> TASK OBJECTIVE
Give the data again, word for word.

(Dataset items)
◆ ◆ ◆

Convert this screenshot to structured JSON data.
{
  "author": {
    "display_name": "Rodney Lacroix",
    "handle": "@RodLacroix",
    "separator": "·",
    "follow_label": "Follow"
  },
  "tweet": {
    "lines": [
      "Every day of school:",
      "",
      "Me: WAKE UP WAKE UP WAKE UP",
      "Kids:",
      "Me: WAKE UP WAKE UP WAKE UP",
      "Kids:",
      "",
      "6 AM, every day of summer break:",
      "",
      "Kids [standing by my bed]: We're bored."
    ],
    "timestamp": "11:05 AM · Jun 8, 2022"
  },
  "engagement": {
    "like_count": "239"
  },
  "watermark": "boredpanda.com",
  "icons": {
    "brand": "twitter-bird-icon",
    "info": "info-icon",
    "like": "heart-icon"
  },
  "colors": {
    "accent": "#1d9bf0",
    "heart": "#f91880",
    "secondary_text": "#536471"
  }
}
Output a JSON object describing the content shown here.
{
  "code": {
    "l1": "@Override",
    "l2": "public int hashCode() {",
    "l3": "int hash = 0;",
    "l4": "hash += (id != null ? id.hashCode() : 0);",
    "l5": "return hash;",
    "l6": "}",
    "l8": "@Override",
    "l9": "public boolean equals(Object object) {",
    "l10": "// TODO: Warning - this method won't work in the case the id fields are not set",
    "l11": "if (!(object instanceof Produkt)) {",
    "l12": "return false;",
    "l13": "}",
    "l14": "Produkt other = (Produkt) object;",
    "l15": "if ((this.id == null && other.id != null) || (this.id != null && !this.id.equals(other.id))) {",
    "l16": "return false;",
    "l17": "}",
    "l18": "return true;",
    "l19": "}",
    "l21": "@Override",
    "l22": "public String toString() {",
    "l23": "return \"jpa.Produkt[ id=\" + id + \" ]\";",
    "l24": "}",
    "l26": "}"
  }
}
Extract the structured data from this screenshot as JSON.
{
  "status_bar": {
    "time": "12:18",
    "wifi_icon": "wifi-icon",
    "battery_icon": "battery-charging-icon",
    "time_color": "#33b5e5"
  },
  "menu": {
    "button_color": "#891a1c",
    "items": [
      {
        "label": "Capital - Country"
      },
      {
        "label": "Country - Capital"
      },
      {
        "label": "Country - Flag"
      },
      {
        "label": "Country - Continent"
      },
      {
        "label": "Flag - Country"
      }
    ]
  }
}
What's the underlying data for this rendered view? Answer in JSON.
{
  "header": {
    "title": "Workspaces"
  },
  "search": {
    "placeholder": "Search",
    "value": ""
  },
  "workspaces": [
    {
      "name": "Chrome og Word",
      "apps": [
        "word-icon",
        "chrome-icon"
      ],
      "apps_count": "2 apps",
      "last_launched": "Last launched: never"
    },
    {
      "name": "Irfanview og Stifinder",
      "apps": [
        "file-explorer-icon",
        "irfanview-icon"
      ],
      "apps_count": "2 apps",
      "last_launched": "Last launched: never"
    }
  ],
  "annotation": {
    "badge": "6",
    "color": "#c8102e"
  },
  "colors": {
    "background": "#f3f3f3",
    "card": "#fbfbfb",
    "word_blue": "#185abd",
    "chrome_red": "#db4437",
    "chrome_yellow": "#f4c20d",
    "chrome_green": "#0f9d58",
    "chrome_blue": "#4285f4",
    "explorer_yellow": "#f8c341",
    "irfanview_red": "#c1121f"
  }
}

◆ ◆ ◆

> THE ANSWER
Convert this screenshot to structured JSON data.
{
  "author": {
    "display_name": "Rodney Lacroix",
    "handle": "@RodLacroix",
    "separator": "·",
    "follow_label": "Follow"
  },
  "tweet": {
    "lines": [
      "Every day of school:",
      "",
      "Me: WAKE UP WAKE UP WAKE UP",
      "Kids:",
      "Me: WAKE UP WAKE UP WAKE UP",
      "Kids:",
      "",
      "6 AM, every day of summer break:",
      "",
      "Kids [standing by my bed]: We're bored."
    ],
    "timestamp": "11:05 AM · Jun 8, 2022"
  },
  "engagement": {
    "like_count": "239"
  },
  "watermark": "boredpanda.com",
  "icons": {
    "brand": "twitter-bird-icon",
    "info": "info-icon",
    "like": "heart-icon"
  },
  "colors": {
    "accent": "#1d9bf0",
    "heart": "#f91880",
    "secondary_text": "#536471"
  }
}
Output a JSON object describing the content shown here.
{
  "code": {
    "l1": "@Override",
    "l2": "public int hashCode() {",
    "l3": "int hash = 0;",
    "l4": "hash += (id != null ? id.hashCode() : 0);",
    "l5": "return hash;",
    "l6": "}",
    "l8": "@Override",
    "l9": "public boolean equals(Object object) {",
    "l10": "// TODO: Warning - this method won't work in the case the id fields are not set",
    "l11": "if (!(object instanceof Produkt)) {",
    "l12": "return false;",
    "l13": "}",
    "l14": "Produkt other = (Produkt) object;",
    "l15": "if ((this.id == null && other.id != null) || (this.id != null && !this.id.equals(other.id))) {",
    "l16": "return false;",
    "l17": "}",
    "l18": "return true;",
    "l19": "}",
    "l21": "@Override",
    "l22": "public String toString() {",
    "l23": "return \"jpa.Produkt[ id=\" + id + \" ]\";",
    "l24": "}",
    "l26": "}"
  }
}
Extract the structured data from this screenshot as JSON.
{
  "status_bar": {
    "time": "12:18",
    "wifi_icon": "wifi-icon",
    "battery_icon": "battery-charging-icon",
    "time_color": "#33b5e5"
  },
  "menu": {
    "button_color": "#891a1c",
    "items": [
      {
        "label": "Capital - Country"
      },
      {
        "label": "Country - Capital"
      },
      {
        "label": "Country - Flag"
      },
      {
        "label": "Country - Continent"
      },
      {
        "label": "Flag - Country"
      }
    ]
  }
}
What's the underlying data for this rendered view? Answer in JSON.
{
  "header": {
    "title": "Workspaces"
  },
  "search": {
    "placeholder": "Search",
    "value": ""
  },
  "workspaces": [
    {
      "name": "Chrome og Word",
      "apps": [
        "word-icon",
        "chrome-icon"
      ],
      "apps_count": "2 apps",
      "last_launched": "Last launched: never"
    },
    {
      "name": "Irfanview og Stifinder",
      "apps": [
        "file-explorer-icon",
        "irfanview-icon"
      ],
      "apps_count": "2 apps",
      "last_launched": "Last launched: never"
    }
  ],
  "annotation": {
    "badge": "6",
    "color": "#c8102e"
  },
  "colors": {
    "background": "#f3f3f3",
    "card": "#fbfbfb",
    "word_blue": "#185abd",
    "chrome_red": "#db4437",
    "chrome_yellow": "#f4c20d",
    "chrome_green": "#0f9d58",
    "chrome_blue": "#4285f4",
    "explorer_yellow": "#f8c341",
    "irfanview_red": "#c1121f"
  }
}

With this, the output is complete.